(Stored data entries)
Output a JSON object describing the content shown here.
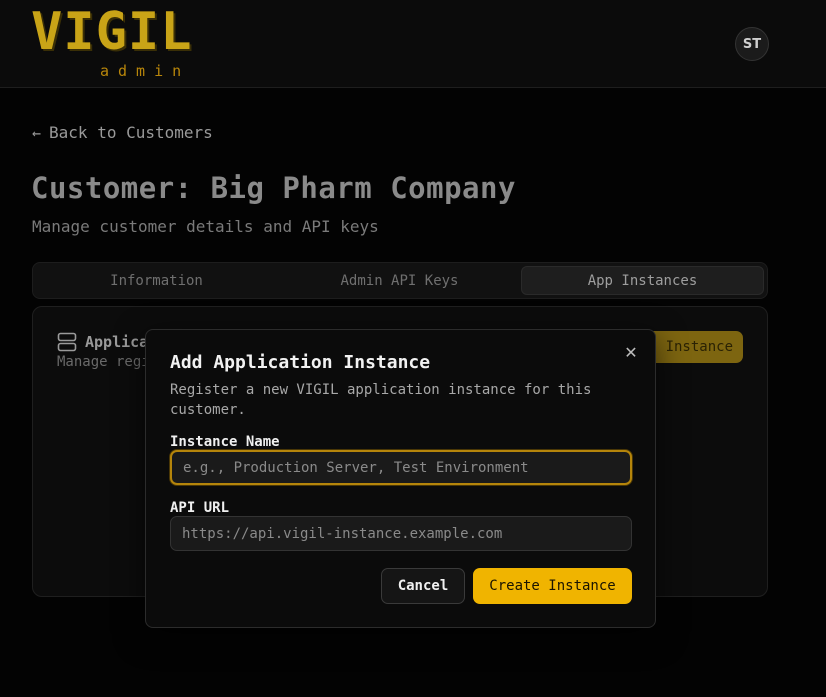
{
  "header": {
    "logo_word": "VIGIL",
    "logo_sub": "admin",
    "avatar_initials": "ST"
  },
  "content": {
    "back_link": "Back to Customers",
    "page_title": "Customer: Big Pharm Company",
    "page_subtitle": "Manage customer details and API keys",
    "tabs": [
      {
        "label": "Information",
        "active": false
      },
      {
        "label": "Admin API Keys",
        "active": false
      },
      {
        "label": "App Instances",
        "active": true
      }
    ],
    "card": {
      "title": "Applica",
      "description": "Manage regi",
      "add_button": "Instance",
      "icon": "server-icon"
    }
  },
  "modal": {
    "title": "Add Application Instance",
    "description": "Register a new VIGIL application instance for this customer.",
    "instance_name_label": "Instance Name",
    "instance_name_placeholder": "e.g., Production Server, Test Environment",
    "api_url_label": "API URL",
    "api_url_placeholder": "https://api.vigil-instance.example.com",
    "cancel_label": "Cancel",
    "create_label": "Create Instance",
    "close_icon": "close-icon"
  },
  "colors": {
    "accent": "#f0b400",
    "background": "#030303",
    "focus_border": "#b5850b"
  }
}
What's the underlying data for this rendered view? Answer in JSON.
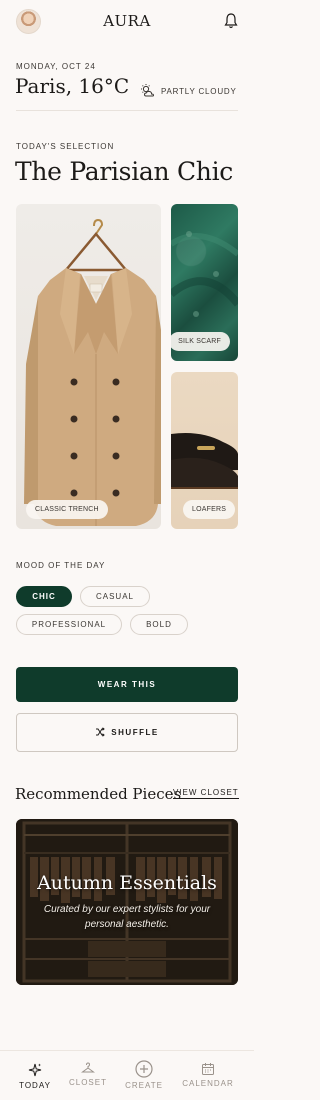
{
  "header": {
    "brand": "AURA",
    "avatar_icon": "user-avatar",
    "notification_icon": "bell-icon"
  },
  "weather": {
    "date": "MONDAY, OCT 24",
    "city_temp": "Paris, 16°C",
    "condition": "PARTLY CLOUDY",
    "condition_icon": "partly-cloudy-icon"
  },
  "selection": {
    "label": "TODAY'S SELECTION",
    "title": "The Parisian Chic",
    "items": [
      {
        "label": "CLASSIC TRENCH"
      },
      {
        "label": "SILK SCARF"
      },
      {
        "label": "LOAFERS"
      }
    ]
  },
  "mood": {
    "label": "MOOD OF THE DAY",
    "options": [
      "CHIC",
      "CASUAL",
      "PROFESSIONAL",
      "BOLD"
    ],
    "selected": "CHIC"
  },
  "actions": {
    "wear": "WEAR THIS",
    "shuffle": "SHUFFLE",
    "shuffle_icon": "shuffle-icon"
  },
  "recommended": {
    "title": "Recommended Pieces",
    "link": "VIEW CLOSET",
    "card_title": "Autumn Essentials",
    "card_subtitle": "Curated by our expert stylists for your personal aesthetic."
  },
  "nav": {
    "items": [
      {
        "label": "TODAY",
        "icon": "sparkle-icon",
        "active": true
      },
      {
        "label": "CLOSET",
        "icon": "hanger-icon",
        "active": false
      },
      {
        "label": "CREATE",
        "icon": "plus-circle-icon",
        "active": false
      },
      {
        "label": "CALENDAR",
        "icon": "calendar-icon",
        "active": false
      }
    ]
  },
  "colors": {
    "primary": "#0f3b2b",
    "background": "#fbf8f6",
    "text": "#1c1a18",
    "muted": "#9a928b"
  }
}
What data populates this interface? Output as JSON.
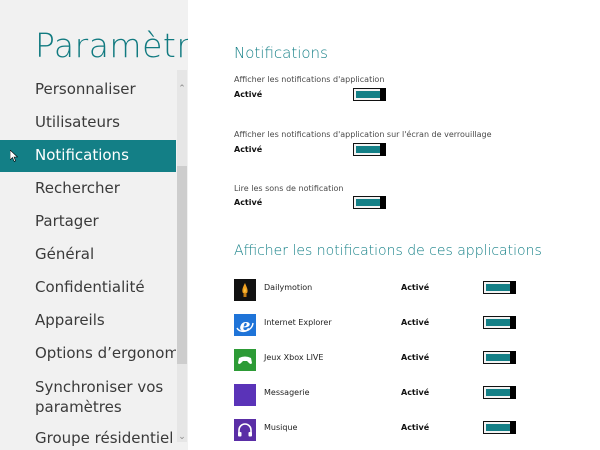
{
  "header": {
    "title": "Paramètr..."
  },
  "nav": {
    "items": [
      {
        "label": "Personnaliser"
      },
      {
        "label": "Utilisateurs"
      },
      {
        "label": "Notifications",
        "selected": true
      },
      {
        "label": "Rechercher"
      },
      {
        "label": "Partager"
      },
      {
        "label": "Général"
      },
      {
        "label": "Confidentialité"
      },
      {
        "label": "Appareils"
      },
      {
        "label": "Options d’ergonomie"
      },
      {
        "label": "Synchroniser vos paramètres"
      },
      {
        "label": "Groupe résidentiel"
      }
    ]
  },
  "colors": {
    "accent": "#137f86",
    "left_bg": "#f1f1f1"
  },
  "notifications": {
    "title": "Notifications",
    "settings": [
      {
        "label": "Afficher les notifications d'application",
        "state": "Activé",
        "on": true
      },
      {
        "label": "Afficher les notifications d'application sur l'écran de verrouillage",
        "state": "Activé",
        "on": true
      },
      {
        "label": "Lire les sons de notification",
        "state": "Activé",
        "on": true
      }
    ]
  },
  "apps_section": {
    "title": "Afficher les notifications de ces applications",
    "apps": [
      {
        "name": "Dailymotion",
        "state": "Activé",
        "icon": "dailymotion-icon",
        "icon_color": "#111111"
      },
      {
        "name": "Internet Explorer",
        "state": "Activé",
        "icon": "internet-explorer-icon",
        "icon_color": "#1f74d8"
      },
      {
        "name": "Jeux Xbox LIVE",
        "state": "Activé",
        "icon": "xbox-games-icon",
        "icon_color": "#2d9b36"
      },
      {
        "name": "Messagerie",
        "state": "Activé",
        "icon": "messaging-icon",
        "icon_color": "#5a33b8"
      },
      {
        "name": "Musique",
        "state": "Activé",
        "icon": "music-icon",
        "icon_color": "#5a2ea6"
      }
    ]
  }
}
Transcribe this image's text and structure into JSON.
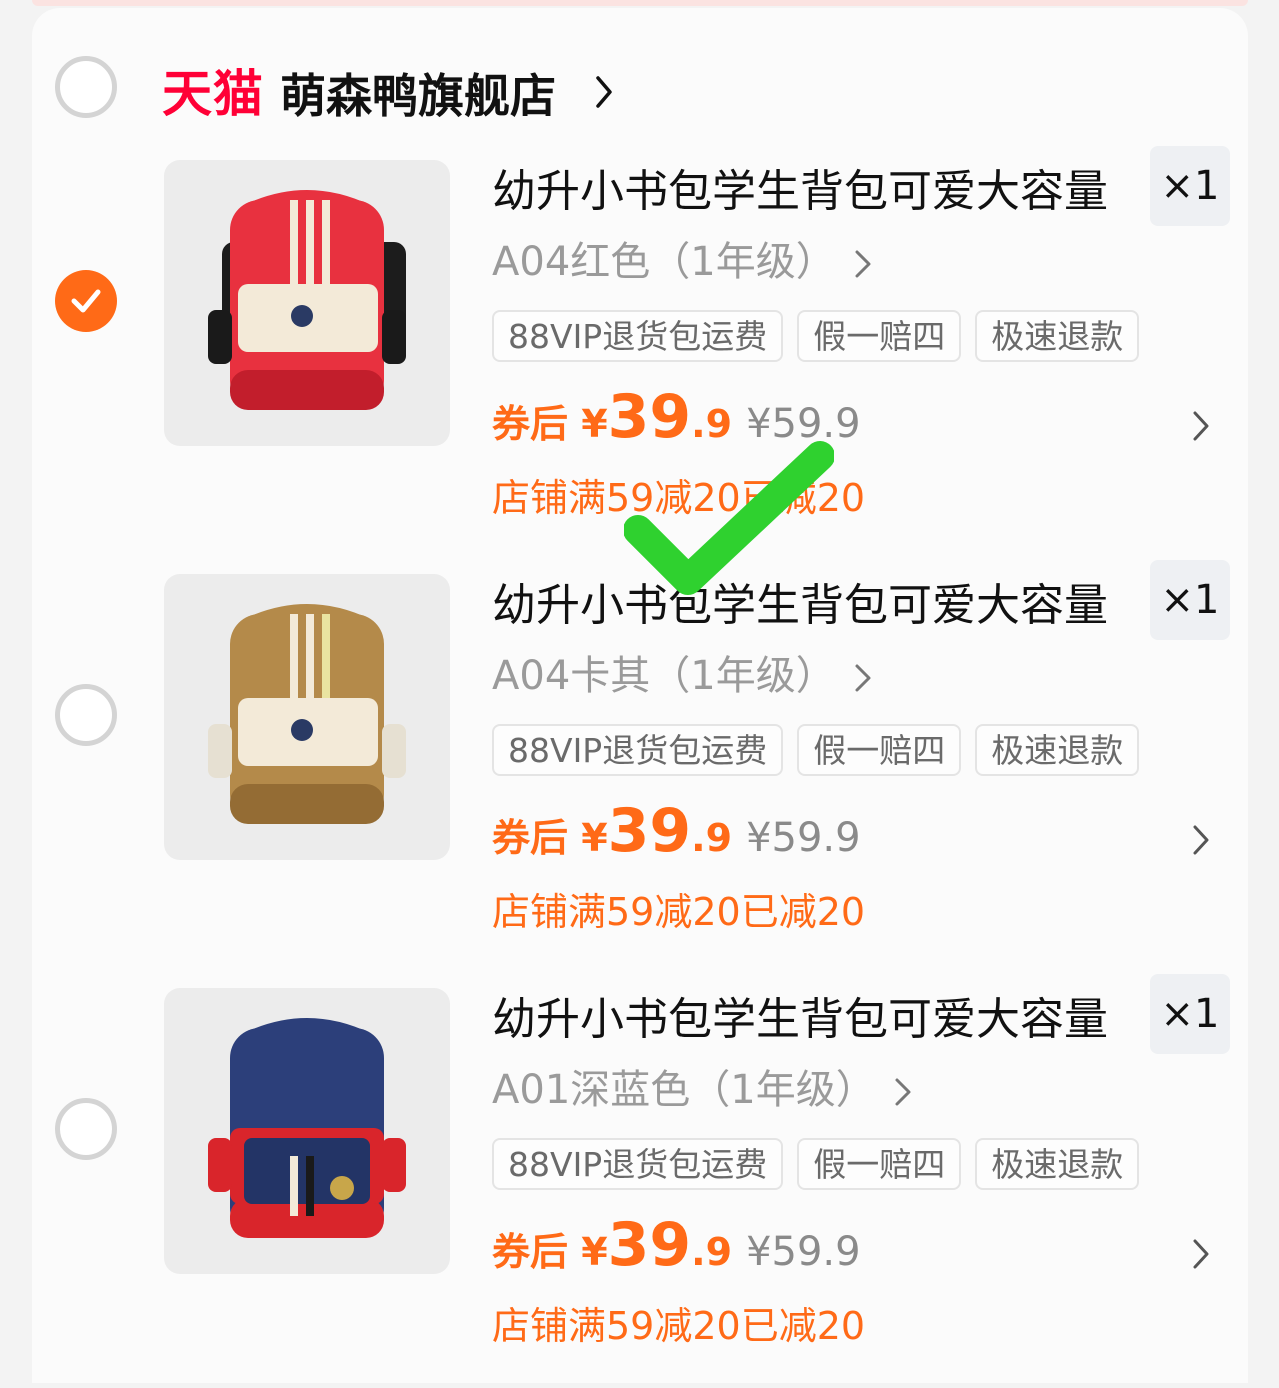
{
  "store": {
    "platform": "天猫",
    "name": "萌森鸭旗舰店",
    "selected": false
  },
  "items": [
    {
      "selected": true,
      "title": "幼升小书包学生背包可爱大容量",
      "quantity": "×1",
      "sku": "A04红色（1年级）",
      "tags": [
        "88VIP退货包运费",
        "假一赔四",
        "极速退款"
      ],
      "price_prefix": "券后 ¥",
      "price_int": "39",
      "price_dec": ".9",
      "original_price": "¥59.9",
      "promo": "店铺满59减20已减20",
      "bag_color": "#e8313f",
      "bag_shade": "#c21e2c"
    },
    {
      "selected": false,
      "title": "幼升小书包学生背包可爱大容量",
      "quantity": "×1",
      "sku": "A04卡其（1年级）",
      "tags": [
        "88VIP退货包运费",
        "假一赔四",
        "极速退款"
      ],
      "price_prefix": "券后 ¥",
      "price_int": "39",
      "price_dec": ".9",
      "original_price": "¥59.9",
      "promo": "店铺满59减20已减20",
      "bag_color": "#b48a4a",
      "bag_shade": "#946c34"
    },
    {
      "selected": false,
      "title": "幼升小书包学生背包可爱大容量",
      "quantity": "×1",
      "sku": "A01深蓝色（1年级）",
      "tags": [
        "88VIP退货包运费",
        "假一赔四",
        "极速退款"
      ],
      "price_prefix": "券后 ¥",
      "price_int": "39",
      "price_dec": ".9",
      "original_price": "¥59.9",
      "promo": "店铺满59减20已减20",
      "bag_color": "#2c3f7a",
      "bag_shade": "#1f2d5c"
    }
  ],
  "colors": {
    "accent": "#ff6a17",
    "tmall_red": "#ff0036",
    "overlay_check": "#2fd12f"
  },
  "icons": {
    "checkmark": "green-checkmark-overlay-icon",
    "chevron": "chevron-right-icon"
  }
}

**EXERCISE DIRECTIONS:**
Copy each line above that contains the word "description".

**ANSWER TO THIS PROBLEM:**
      "description": "Manage regi",
    "description": "Register a new VIGIL application instance for this customer.",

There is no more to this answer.